▶ _STATED GOAL_
In the records below, find each line with the word "screenshot" and copy it.

(Figure record listings)
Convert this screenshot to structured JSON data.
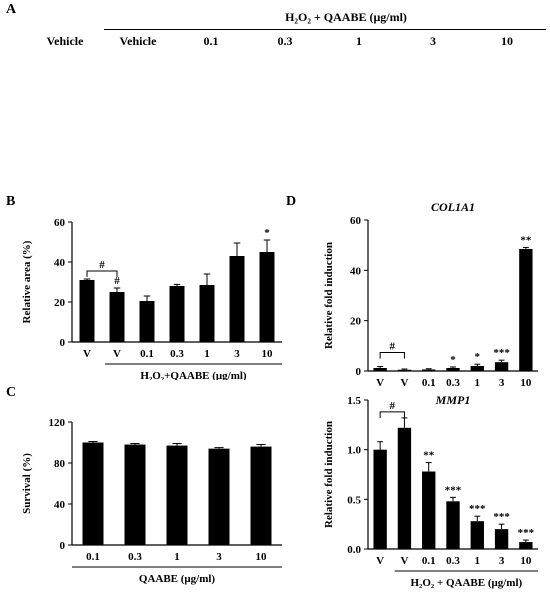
{
  "panel_a": {
    "label": "A",
    "treatment_header": "H₂O₂  + QAABE (μg/ml)",
    "columns": [
      "Vehicle",
      "Vehicle",
      "0.1",
      "0.3",
      "1",
      "3",
      "10"
    ],
    "top_color": "#3a35b8",
    "bottom_color": "#8a8a8a",
    "outline_color": "#d8c830",
    "gap_size": [
      0.55,
      0.5,
      0.45,
      0.5,
      0.4,
      0.38,
      0.32
    ]
  },
  "panel_b": {
    "label": "B"
  },
  "panel_c": {
    "label": "C"
  },
  "panel_d": {
    "label": "D"
  },
  "chart_data": [
    {
      "id": "B",
      "type": "bar",
      "categories": [
        "V",
        "V",
        "0.1",
        "0.3",
        "1",
        "3",
        "10"
      ],
      "values": [
        31,
        25,
        20.5,
        28,
        28.5,
        43,
        45
      ],
      "errors": [
        0.5,
        2,
        2.5,
        0.8,
        5.5,
        6.5,
        6
      ],
      "annotations": [
        "",
        "#",
        "",
        "",
        "",
        "",
        "*"
      ],
      "ylabel": "Relative area (%)",
      "xlabel": "H₂O₂+QAABE (μg/ml)",
      "yticks": [
        "0",
        "20",
        "40",
        "60"
      ],
      "ylim": [
        0,
        60
      ],
      "bracket": "#"
    },
    {
      "id": "C",
      "type": "bar",
      "categories": [
        "0.1",
        "0.3",
        "1",
        "3",
        "10"
      ],
      "values": [
        100,
        98,
        97,
        94,
        96
      ],
      "errors": [
        1,
        1,
        2,
        1,
        2
      ],
      "ylabel": "Survival (%)",
      "xlabel": "QAABE (μg/ml)",
      "yticks": [
        "0",
        "40",
        "80",
        "120"
      ],
      "ylim": [
        0,
        120
      ]
    },
    {
      "id": "D-top",
      "type": "bar",
      "title": "COL1A1",
      "categories": [
        "V",
        "V",
        "0.1",
        "0.3",
        "1",
        "3",
        "10"
      ],
      "values": [
        1.2,
        0.5,
        0.6,
        1.2,
        2,
        3.5,
        48.5
      ],
      "errors": [
        0.6,
        0.3,
        0.3,
        0.4,
        0.7,
        0.8,
        0.6
      ],
      "annotations": [
        "",
        "",
        "",
        "*",
        "*",
        "***",
        "**"
      ],
      "ylabel": "Relative fold induction",
      "yticks": [
        "0",
        "20",
        "40",
        "60"
      ],
      "ylim": [
        0,
        60
      ],
      "bracket": "#"
    },
    {
      "id": "D-bottom",
      "type": "bar",
      "title": "MMP1",
      "categories": [
        "V",
        "V",
        "0.1",
        "0.3",
        "1",
        "3",
        "10"
      ],
      "values": [
        1.0,
        1.22,
        0.78,
        0.48,
        0.28,
        0.2,
        0.07
      ],
      "errors": [
        0.08,
        0.1,
        0.09,
        0.04,
        0.05,
        0.05,
        0.02
      ],
      "annotations": [
        "",
        "",
        "**",
        "***",
        "***",
        "***",
        "***"
      ],
      "ylabel": "Relative fold induction",
      "xlabel": "H₂O₂ + QAABE (μg/ml)",
      "yticks": [
        "0.0",
        "0.5",
        "1.0",
        "1.5"
      ],
      "ylim": [
        0,
        1.5
      ],
      "bracket": "#"
    }
  ]
}
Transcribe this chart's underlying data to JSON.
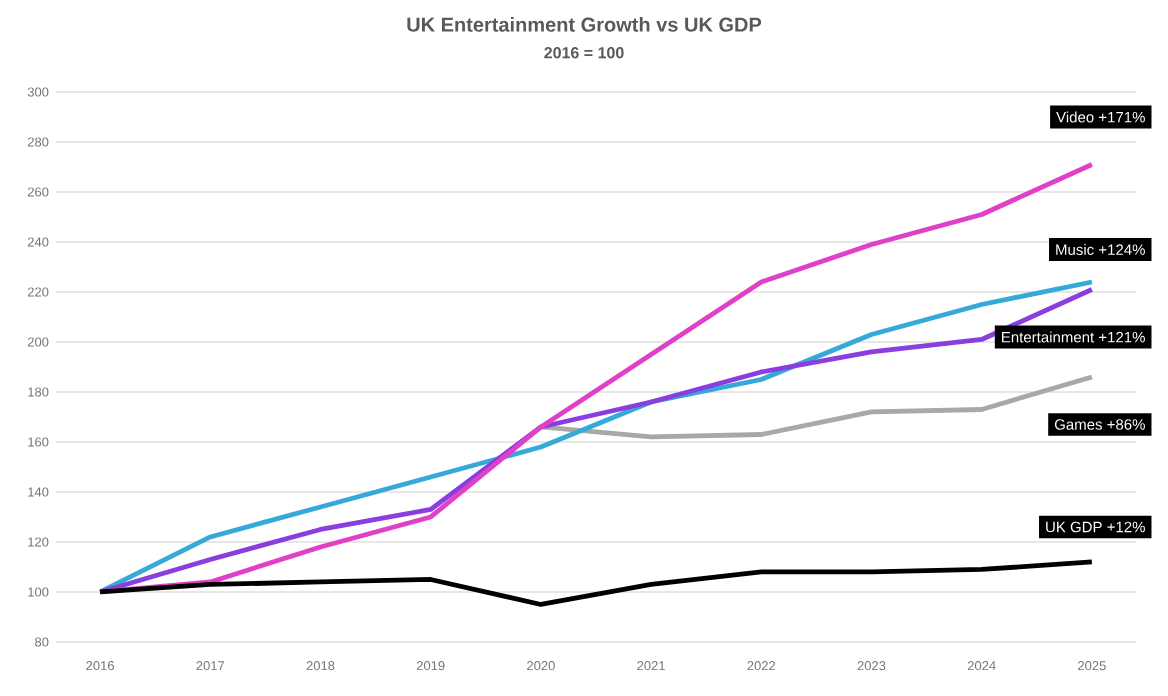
{
  "chart_data": {
    "type": "line",
    "title": "UK Entertainment Growth vs UK GDP",
    "subtitle": "2016 = 100",
    "categories": [
      "2016",
      "2017",
      "2018",
      "2019",
      "2020",
      "2021",
      "2022",
      "2023",
      "2024",
      "2025"
    ],
    "series": [
      {
        "color": "#a8a8a8",
        "values": [
          null,
          null,
          null,
          null,
          166,
          162,
          163,
          172,
          173,
          186
        ]
      },
      {
        "color": "#35aad8",
        "values": [
          100,
          122,
          134,
          146,
          158,
          176,
          185,
          203,
          215,
          224
        ]
      },
      {
        "color": "#8a3ee0",
        "values": [
          100,
          113,
          125,
          133,
          166,
          176,
          188,
          196,
          201,
          221
        ]
      },
      {
        "color": "#e040c8",
        "values": [
          100,
          104,
          118,
          130,
          166,
          195,
          224,
          239,
          251,
          271
        ]
      },
      {
        "color": "#000000",
        "values": [
          100,
          103,
          104,
          105,
          95,
          103,
          108,
          108,
          109,
          112
        ]
      }
    ],
    "ylim": [
      80,
      300
    ],
    "yticks": [
      80,
      100,
      120,
      140,
      160,
      180,
      200,
      220,
      240,
      260,
      280,
      300
    ],
    "grid": "y",
    "marker": "none",
    "line_style": "solid",
    "annotations": [
      {
        "text": "Video +171%",
        "x": "2025",
        "y": 271
      },
      {
        "text": "Music +124%",
        "x": "2025",
        "y": 224
      },
      {
        "text": "Entertainment +121%",
        "x": "2025",
        "y": 221
      },
      {
        "text": "Games +86%",
        "x": "2025",
        "y": 186
      },
      {
        "text": "UK GDP +12%",
        "x": "2025",
        "y": 112
      }
    ]
  }
}
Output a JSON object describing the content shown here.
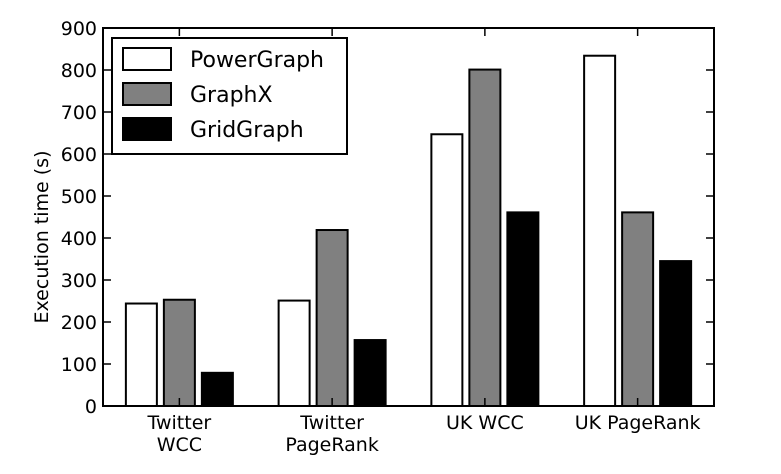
{
  "chart_data": {
    "type": "bar",
    "categories": [
      [
        "Twitter",
        "WCC"
      ],
      [
        "Twitter",
        "PageRank"
      ],
      [
        "UK WCC"
      ],
      [
        "UK PageRank"
      ]
    ],
    "series": [
      {
        "name": "PowerGraph",
        "color": "#ffffff",
        "values": [
          244,
          251,
          647,
          834
        ]
      },
      {
        "name": "GraphX",
        "color": "#808080",
        "values": [
          253,
          419,
          801,
          461
        ]
      },
      {
        "name": "GridGraph",
        "color": "#000000",
        "values": [
          79,
          157,
          461,
          345
        ]
      }
    ],
    "xlabel": "",
    "ylabel": "Execution time (s)",
    "ylim": [
      0,
      900
    ],
    "yticks": [
      0,
      100,
      200,
      300,
      400,
      500,
      600,
      700,
      800,
      900
    ],
    "legend_position": "top-left",
    "grid": false
  }
}
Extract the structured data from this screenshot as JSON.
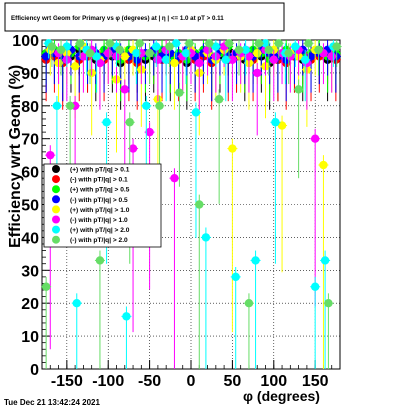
{
  "chart_data": {
    "type": "scatter",
    "title": "Efficiency wrt Geom for Primary vs φ (degrees) at | η | <= 1.0 at pT > 0.11",
    "xlabel": "φ (degrees)",
    "ylabel": "Efficiency wrt Geom (%)",
    "xlim": [
      -180,
      180
    ],
    "ylim": [
      0,
      100
    ],
    "x_ticks": [
      -150,
      -100,
      -50,
      0,
      50,
      100,
      150
    ],
    "y_ticks": [
      0,
      10,
      20,
      30,
      40,
      50,
      60,
      70,
      80,
      90,
      100
    ],
    "grid": true,
    "legend_position": "left-middle",
    "series": [
      {
        "name": "(+) with pT/|q| > 0.1",
        "color": "#000000",
        "x": [
          -175,
          -165,
          -155,
          -145,
          -135,
          -125,
          -115,
          -105,
          -95,
          -85,
          -75,
          -65,
          -55,
          -45,
          -35,
          -25,
          -15,
          -5,
          5,
          15,
          25,
          35,
          45,
          55,
          65,
          75,
          85,
          95,
          105,
          115,
          125,
          135,
          145,
          155,
          165,
          175
        ],
        "y": [
          95,
          96,
          94,
          95,
          97,
          95,
          94,
          96,
          95,
          93,
          96,
          95,
          94,
          95,
          96,
          94,
          95,
          93,
          95,
          96,
          94,
          95,
          97,
          95,
          94,
          96,
          95,
          93,
          94,
          96,
          95,
          94,
          95,
          96,
          94,
          95
        ]
      },
      {
        "name": "(-) with pT/|q| > 0.1",
        "color": "#ff0000",
        "x": [
          -175,
          -165,
          -155,
          -145,
          -135,
          -125,
          -115,
          -105,
          -95,
          -85,
          -75,
          -65,
          -55,
          -45,
          -35,
          -25,
          -15,
          -5,
          5,
          15,
          25,
          35,
          45,
          55,
          65,
          75,
          85,
          95,
          105,
          115,
          125,
          135,
          145,
          155,
          165,
          175
        ],
        "y": [
          94,
          95,
          93,
          96,
          94,
          95,
          95,
          94,
          96,
          95,
          94,
          93,
          95,
          96,
          94,
          95,
          94,
          96,
          94,
          95,
          93,
          96,
          94,
          95,
          95,
          94,
          96,
          95,
          94,
          93,
          95,
          96,
          94,
          95,
          96,
          94
        ]
      },
      {
        "name": "(+) with pT/|q| > 0.5",
        "color": "#00ff00",
        "x": [
          -175,
          -165,
          -155,
          -145,
          -135,
          -125,
          -115,
          -105,
          -95,
          -85,
          -75,
          -65,
          -55,
          -45,
          -35,
          -25,
          -15,
          -5,
          5,
          15,
          25,
          35,
          45,
          55,
          65,
          75,
          85,
          95,
          105,
          115,
          125,
          135,
          145,
          155,
          165,
          175
        ],
        "y": [
          96,
          97,
          95,
          96,
          98,
          96,
          95,
          97,
          96,
          94,
          97,
          96,
          95,
          96,
          97,
          95,
          96,
          94,
          96,
          97,
          95,
          96,
          98,
          96,
          95,
          97,
          96,
          94,
          95,
          97,
          96,
          95,
          96,
          97,
          95,
          96
        ]
      },
      {
        "name": "(-) with pT/|q| > 0.5",
        "color": "#0000ff",
        "x": [
          -175,
          -165,
          -155,
          -145,
          -135,
          -125,
          -115,
          -105,
          -95,
          -85,
          -75,
          -65,
          -55,
          -45,
          -35,
          -25,
          -15,
          -5,
          5,
          15,
          25,
          35,
          45,
          55,
          65,
          75,
          85,
          95,
          105,
          115,
          125,
          135,
          145,
          155,
          165,
          175
        ],
        "y": [
          95,
          96,
          94,
          97,
          95,
          96,
          96,
          95,
          97,
          96,
          95,
          94,
          96,
          97,
          95,
          96,
          95,
          97,
          95,
          96,
          94,
          97,
          95,
          96,
          96,
          95,
          97,
          96,
          95,
          94,
          96,
          97,
          95,
          96,
          97,
          95
        ]
      },
      {
        "name": "(+) with pT/|q| > 1.0",
        "color": "#ffff00",
        "x": [
          -170,
          -160,
          -150,
          -140,
          -130,
          -120,
          -110,
          -100,
          -90,
          -80,
          -70,
          -60,
          -50,
          -40,
          -30,
          -20,
          -10,
          0,
          10,
          20,
          30,
          40,
          50,
          60,
          70,
          80,
          90,
          100,
          110,
          120,
          130,
          140,
          150,
          160,
          170
        ],
        "y": [
          97,
          93,
          96,
          92,
          98,
          90,
          94,
          96,
          88,
          95,
          97,
          91,
          96,
          82,
          97,
          93,
          95,
          97,
          90,
          96,
          94,
          97,
          67,
          95,
          93,
          96,
          92,
          97,
          74,
          96,
          95,
          91,
          97,
          62,
          95
        ]
      },
      {
        "name": "(-) with pT/|q| > 1.0",
        "color": "#ff00ff",
        "x": [
          -170,
          -160,
          -150,
          -140,
          -130,
          -120,
          -110,
          -100,
          -90,
          -80,
          -70,
          -60,
          -50,
          -40,
          -30,
          -20,
          -10,
          0,
          10,
          20,
          30,
          40,
          50,
          60,
          70,
          80,
          90,
          100,
          110,
          120,
          130,
          140,
          150,
          160,
          170
        ],
        "y": [
          65,
          96,
          94,
          80,
          95,
          97,
          93,
          96,
          95,
          85,
          67,
          96,
          72,
          94,
          97,
          58,
          95,
          96,
          93,
          97,
          95,
          98,
          94,
          96,
          95,
          90,
          97,
          94,
          96,
          95,
          97,
          93,
          70,
          96,
          95
        ]
      },
      {
        "name": "(+) with pT/|q| > 2.0",
        "color": "#00ffff",
        "x": [
          -172,
          -162,
          -150,
          -138,
          -126,
          -114,
          -102,
          -90,
          -78,
          -66,
          -54,
          -42,
          -30,
          -18,
          -6,
          6,
          18,
          30,
          42,
          54,
          66,
          78,
          90,
          102,
          114,
          126,
          138,
          150,
          162,
          172
        ],
        "y": [
          99,
          80,
          98,
          20,
          97,
          95,
          75,
          98,
          16,
          96,
          80,
          98,
          94,
          99,
          96,
          78,
          40,
          98,
          94,
          28,
          97,
          33,
          99,
          75,
          96,
          98,
          94,
          25,
          33,
          98
        ]
      },
      {
        "name": "(-) with pT/|q| > 2.0",
        "color": "#66dd66",
        "x": [
          -175,
          -168,
          -157,
          -146,
          -134,
          -122,
          -110,
          -98,
          -86,
          -74,
          -62,
          -50,
          -38,
          -26,
          -14,
          -2,
          10,
          22,
          34,
          46,
          58,
          70,
          82,
          94,
          106,
          118,
          130,
          142,
          154,
          166,
          176
        ],
        "y": [
          25,
          98,
          97,
          80,
          99,
          96,
          33,
          99,
          97,
          75,
          99,
          96,
          80,
          98,
          84,
          99,
          50,
          99,
          82,
          99,
          97,
          20,
          99,
          97,
          99,
          96,
          85,
          99,
          97,
          20,
          98
        ]
      }
    ]
  },
  "footer": {
    "timestamp": "Tue Dec 21 13:42:24 2021"
  }
}
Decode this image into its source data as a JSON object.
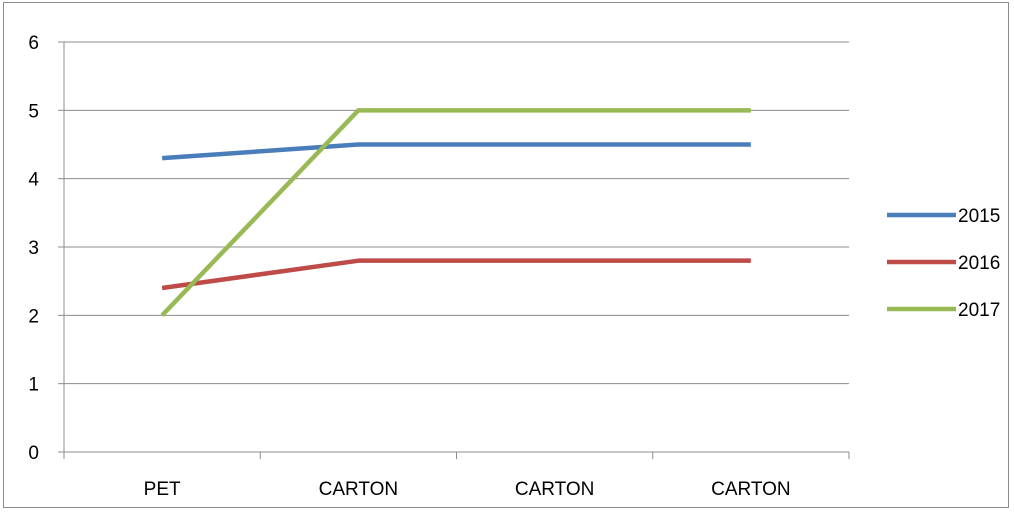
{
  "chart_data": {
    "type": "line",
    "categories": [
      "PET",
      "CARTON",
      "CARTON",
      "CARTON"
    ],
    "series": [
      {
        "name": "2015",
        "values": [
          4.3,
          4.5,
          4.5,
          4.5
        ],
        "color": "#4a7ebb"
      },
      {
        "name": "2016",
        "values": [
          2.4,
          2.8,
          2.8,
          2.8
        ],
        "color": "#be4b48"
      },
      {
        "name": "2017",
        "values": [
          2.0,
          5.0,
          5.0,
          5.0
        ],
        "color": "#98b954"
      }
    ],
    "ylim": [
      0,
      6
    ],
    "yticks": [
      "0",
      "1",
      "2",
      "3",
      "4",
      "5",
      "6"
    ],
    "grid": true,
    "legend_position": "right"
  }
}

▶ _RESPONSE_
Convert this screenshot to structured JSON data.
Extract the structured data from this screenshot as JSON.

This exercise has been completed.